[A block of data]
━━━━━━━━━━━━━━━━━━━━━━━━━━━━━━

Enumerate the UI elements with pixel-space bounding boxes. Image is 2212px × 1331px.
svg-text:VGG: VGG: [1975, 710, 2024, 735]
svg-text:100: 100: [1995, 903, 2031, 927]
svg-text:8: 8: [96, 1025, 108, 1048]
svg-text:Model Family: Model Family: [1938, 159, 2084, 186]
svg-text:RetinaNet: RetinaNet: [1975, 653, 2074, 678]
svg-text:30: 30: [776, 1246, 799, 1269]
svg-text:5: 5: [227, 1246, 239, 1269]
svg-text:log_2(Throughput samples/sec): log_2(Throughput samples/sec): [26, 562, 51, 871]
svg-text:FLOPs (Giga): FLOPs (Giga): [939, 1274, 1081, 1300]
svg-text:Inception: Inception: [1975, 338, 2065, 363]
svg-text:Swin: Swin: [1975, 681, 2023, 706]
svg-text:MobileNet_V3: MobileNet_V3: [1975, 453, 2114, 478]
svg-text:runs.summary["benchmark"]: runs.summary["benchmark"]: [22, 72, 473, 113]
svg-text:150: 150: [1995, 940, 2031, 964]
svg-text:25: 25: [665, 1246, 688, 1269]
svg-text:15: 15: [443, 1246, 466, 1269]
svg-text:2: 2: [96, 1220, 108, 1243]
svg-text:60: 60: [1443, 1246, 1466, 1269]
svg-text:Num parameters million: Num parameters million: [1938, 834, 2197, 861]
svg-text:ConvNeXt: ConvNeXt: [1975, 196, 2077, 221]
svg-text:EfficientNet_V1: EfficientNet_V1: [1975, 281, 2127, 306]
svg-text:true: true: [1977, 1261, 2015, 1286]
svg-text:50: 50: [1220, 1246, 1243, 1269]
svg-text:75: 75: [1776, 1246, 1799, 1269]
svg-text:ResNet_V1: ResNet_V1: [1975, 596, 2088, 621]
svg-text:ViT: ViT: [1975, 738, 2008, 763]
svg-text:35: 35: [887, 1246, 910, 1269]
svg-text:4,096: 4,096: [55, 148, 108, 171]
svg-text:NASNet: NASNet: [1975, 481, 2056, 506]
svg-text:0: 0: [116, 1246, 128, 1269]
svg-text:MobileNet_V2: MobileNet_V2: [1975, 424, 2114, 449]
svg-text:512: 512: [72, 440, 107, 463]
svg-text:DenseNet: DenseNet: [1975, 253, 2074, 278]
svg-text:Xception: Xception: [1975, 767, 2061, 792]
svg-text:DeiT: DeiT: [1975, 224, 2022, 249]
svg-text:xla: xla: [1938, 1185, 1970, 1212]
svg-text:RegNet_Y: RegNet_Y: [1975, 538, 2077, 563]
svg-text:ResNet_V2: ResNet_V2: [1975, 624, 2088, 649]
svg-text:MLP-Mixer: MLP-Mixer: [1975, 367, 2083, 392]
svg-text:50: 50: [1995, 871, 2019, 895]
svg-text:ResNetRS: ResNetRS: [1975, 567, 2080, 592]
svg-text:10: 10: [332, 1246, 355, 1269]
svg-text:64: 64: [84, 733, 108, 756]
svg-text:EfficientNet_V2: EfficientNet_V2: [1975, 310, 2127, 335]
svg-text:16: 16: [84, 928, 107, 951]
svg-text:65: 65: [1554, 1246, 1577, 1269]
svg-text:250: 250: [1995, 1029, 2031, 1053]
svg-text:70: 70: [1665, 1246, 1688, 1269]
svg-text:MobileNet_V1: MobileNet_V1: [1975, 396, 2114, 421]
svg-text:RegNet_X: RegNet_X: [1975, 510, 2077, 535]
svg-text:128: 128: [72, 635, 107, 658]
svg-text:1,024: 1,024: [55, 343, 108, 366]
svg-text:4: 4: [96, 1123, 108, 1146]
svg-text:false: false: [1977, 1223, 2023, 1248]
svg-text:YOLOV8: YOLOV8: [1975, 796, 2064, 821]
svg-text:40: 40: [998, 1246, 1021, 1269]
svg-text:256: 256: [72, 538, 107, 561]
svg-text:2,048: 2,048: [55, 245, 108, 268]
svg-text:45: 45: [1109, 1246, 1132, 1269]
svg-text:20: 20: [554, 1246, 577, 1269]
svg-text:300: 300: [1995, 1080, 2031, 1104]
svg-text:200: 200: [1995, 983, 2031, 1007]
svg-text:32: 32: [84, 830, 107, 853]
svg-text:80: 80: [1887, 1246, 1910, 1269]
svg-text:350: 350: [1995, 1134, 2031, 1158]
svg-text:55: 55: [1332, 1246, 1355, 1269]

━━━━━━━━━━━━━━━━━━━━━━━━━━━━━━

- **Task to carry out**:
Relabel "Model Family" as "Architecture Family" everywhere in the data above, and output the lines with nothing else altered.

- **Finished exercise**:
Enumerate the UI elements with pixel-space bounding boxes. Image is 2212px × 1331px.
svg-text:VGG: VGG: [1975, 710, 2024, 735]
svg-text:100: 100: [1995, 903, 2031, 927]
svg-text:8: 8: [96, 1025, 108, 1048]
svg-text:Architecture Family: Architecture Family: [1938, 159, 2084, 186]
svg-text:RetinaNet: RetinaNet: [1975, 653, 2074, 678]
svg-text:30: 30: [776, 1246, 799, 1269]
svg-text:5: 5: [227, 1246, 239, 1269]
svg-text:log_2(Throughput samples/sec): log_2(Throughput samples/sec): [26, 562, 51, 871]
svg-text:FLOPs (Giga): FLOPs (Giga): [939, 1274, 1081, 1300]
svg-text:Inception: Inception: [1975, 338, 2065, 363]
svg-text:Swin: Swin: [1975, 681, 2023, 706]
svg-text:MobileNet_V3: MobileNet_V3: [1975, 453, 2114, 478]
svg-text:runs.summary["benchmark"]: runs.summary["benchmark"]: [22, 72, 473, 113]
svg-text:150: 150: [1995, 940, 2031, 964]
svg-text:25: 25: [665, 1246, 688, 1269]
svg-text:15: 15: [443, 1246, 466, 1269]
svg-text:2: 2: [96, 1220, 108, 1243]
svg-text:60: 60: [1443, 1246, 1466, 1269]
svg-text:Num parameters million: Num parameters million: [1938, 834, 2197, 861]
svg-text:ConvNeXt: ConvNeXt: [1975, 196, 2077, 221]
svg-text:EfficientNet_V1: EfficientNet_V1: [1975, 281, 2127, 306]
svg-text:true: true: [1977, 1261, 2015, 1286]
svg-text:50: 50: [1220, 1246, 1243, 1269]
svg-text:75: 75: [1776, 1246, 1799, 1269]
svg-text:ResNet_V1: ResNet_V1: [1975, 596, 2088, 621]
svg-text:ViT: ViT: [1975, 738, 2008, 763]
svg-text:35: 35: [887, 1246, 910, 1269]
svg-text:4,096: 4,096: [55, 148, 108, 171]
svg-text:NASNet: NASNet: [1975, 481, 2056, 506]
svg-text:0: 0: [116, 1246, 128, 1269]
svg-text:MobileNet_V2: MobileNet_V2: [1975, 424, 2114, 449]
svg-text:512: 512: [72, 440, 107, 463]
svg-text:DenseNet: DenseNet: [1975, 253, 2074, 278]
svg-text:Xception: Xception: [1975, 767, 2061, 792]
svg-text:DeiT: DeiT: [1975, 224, 2022, 249]
svg-text:xla: xla: [1938, 1185, 1970, 1212]
svg-text:RegNet_Y: RegNet_Y: [1975, 538, 2077, 563]
svg-text:ResNet_V2: ResNet_V2: [1975, 624, 2088, 649]
svg-text:MLP-Mixer: MLP-Mixer: [1975, 367, 2083, 392]
svg-text:50: 50: [1995, 871, 2019, 895]
svg-text:ResNetRS: ResNetRS: [1975, 567, 2080, 592]
svg-text:10: 10: [332, 1246, 355, 1269]
svg-text:64: 64: [84, 733, 108, 756]
svg-text:EfficientNet_V2: EfficientNet_V2: [1975, 310, 2127, 335]
svg-text:16: 16: [84, 928, 107, 951]
svg-text:65: 65: [1554, 1246, 1577, 1269]
svg-text:250: 250: [1995, 1029, 2031, 1053]
svg-text:70: 70: [1665, 1246, 1688, 1269]
svg-text:MobileNet_V1: MobileNet_V1: [1975, 396, 2114, 421]
svg-text:RegNet_X: RegNet_X: [1975, 510, 2077, 535]
svg-text:128: 128: [72, 635, 107, 658]
svg-text:1,024: 1,024: [55, 343, 108, 366]
svg-text:4: 4: [96, 1123, 108, 1146]
svg-text:false: false: [1977, 1223, 2023, 1248]
svg-text:YOLOV8: YOLOV8: [1975, 796, 2064, 821]
svg-text:40: 40: [998, 1246, 1021, 1269]
svg-text:256: 256: [72, 538, 107, 561]
svg-text:2,048: 2,048: [55, 245, 108, 268]
svg-text:45: 45: [1109, 1246, 1132, 1269]
svg-text:20: 20: [554, 1246, 577, 1269]
svg-text:300: 300: [1995, 1080, 2031, 1104]
svg-text:200: 200: [1995, 983, 2031, 1007]
svg-text:32: 32: [84, 830, 107, 853]
svg-text:80: 80: [1887, 1246, 1910, 1269]
svg-text:350: 350: [1995, 1134, 2031, 1158]
svg-text:55: 55: [1332, 1246, 1355, 1269]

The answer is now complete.